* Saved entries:
########################################

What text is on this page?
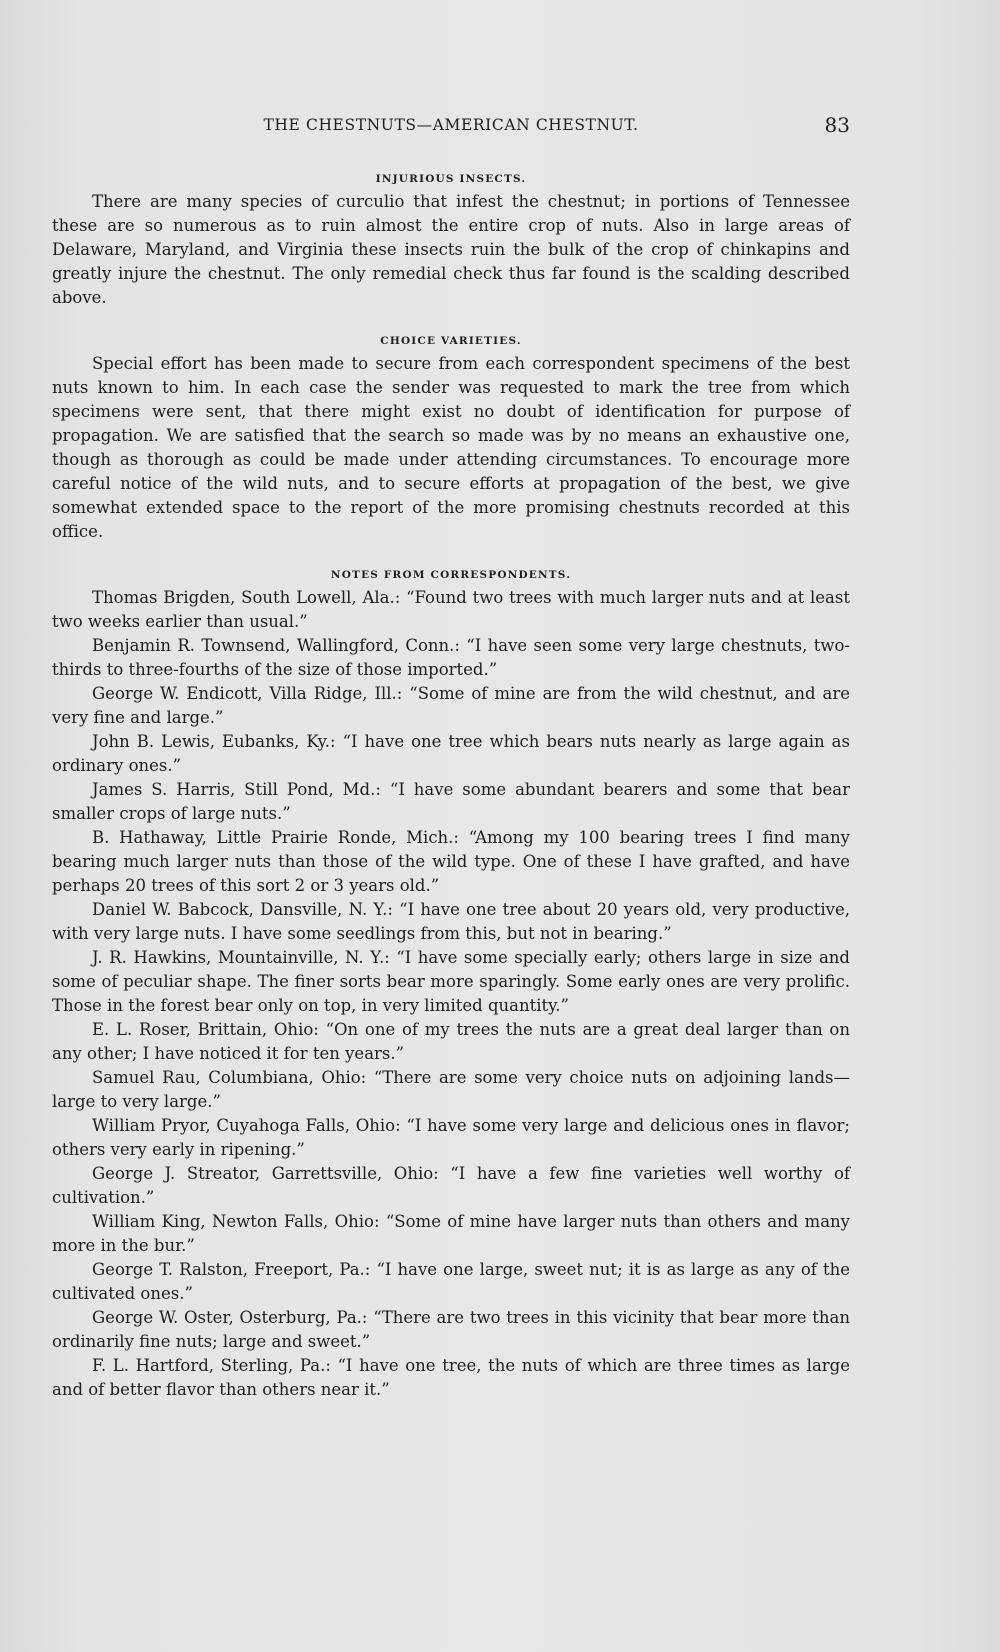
THE CHESTNUTS—AMERICAN CHESTNUT.	83
INJURIOUS INSECTS.

There are many species of curculio that infest the chestnut; in portions of Tennessee these are so numerous as to ruin almost the entire crop of nuts. Also in large areas of Delaware, Maryland, and Virginia these insects ruin the bulk of the crop of chinkapins and greatly injure the chestnut. The only remedial check thus far found is the scalding described above.

CHOICE VARIETIES.

Special effort has been made to secure from each correspondent specimens of the best nuts known to him. In each case the sender was requested to mark the tree from which specimens were sent, that there might exist no doubt of identification for purpose of propagation. We are satisfied that the search so made was by no means an exhaustive one, though as thorough as could be made under attending circumstances. To encourage more careful notice of the wild nuts, and to secure efforts at propagation of the best, we give somewhat extended space to the report of the more promising chestnuts recorded at this office.

NOTES FROM CORRESPONDENTS.

Thomas Brigden, South Lowell, Ala.: “Found two trees with much larger nuts and at least two weeks earlier than usual.”

Benjamin R. Townsend, Wallingford, Conn.: “I have seen some very large chestnuts, two-thirds to three-fourths of the size of those imported.”

George W. Endicott, Villa Ridge, Ill.: “Some of mine are from the wild chestnut, and are very fine and large.”

John B. Lewis, Eubanks, Ky.: “I have one tree which bears nuts nearly as large again as ordinary ones.”

James S. Harris, Still Pond, Md.: “I have some abundant bearers and some that bear smaller crops of large nuts.”

B. Hathaway, Little Prairie Ronde, Mich.: “Among my 100 bearing trees I find many bearing much larger nuts than those of the wild type. One of these I have grafted, and have perhaps 20 trees of this sort 2 or 3 years old.”

Daniel W. Babcock, Dansville, N. Y.: “I have one tree about 20 years old, very productive, with very large nuts. I have some seedlings from this, but not in bearing.”

J. R. Hawkins, Mountainville, N. Y.: “I have some specially early; others large in size and some of peculiar shape. The finer sorts bear more sparingly. Some early ones are very prolific. Those in the forest bear only on top, in very limited quantity.”

E. L. Roser, Brittain, Ohio: “On one of my trees the nuts are a great deal larger than on any other; I have noticed it for ten years.”

Samuel Rau, Columbiana, Ohio: “There are some very choice nuts on adjoining lands—large to very large.”

William Pryor, Cuyahoga Falls, Ohio: “I have some very large and delicious ones in flavor; others very early in ripening.”

George J. Streator, Garrettsville, Ohio: “I have a few fine varieties well worthy of cultivation.”

William King, Newton Falls, Ohio: “Some of mine have larger nuts than others and many more in the bur.”

George T. Ralston, Freeport, Pa.: “I have one large, sweet nut; it is as large as any of the cultivated ones.”

George W. Oster, Osterburg, Pa.: “There are two trees in this vicinity that bear more than ordinarily fine nuts; large and sweet.”

F. L. Hartford, Sterling, Pa.: “I have one tree, the nuts of which are three times as large and of better flavor than others near it.”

########################################

Return each line of the data that contains the string "mine".

* OUTPUT OF THE EXERCISE:
George W. Endicott, Villa Ridge, Ill.: “Some of mine are from the wild chestnut, and are very fine and large.”
William King, Newton Falls, Ohio: “Some of mine have larger nuts than others and many more in the bur.”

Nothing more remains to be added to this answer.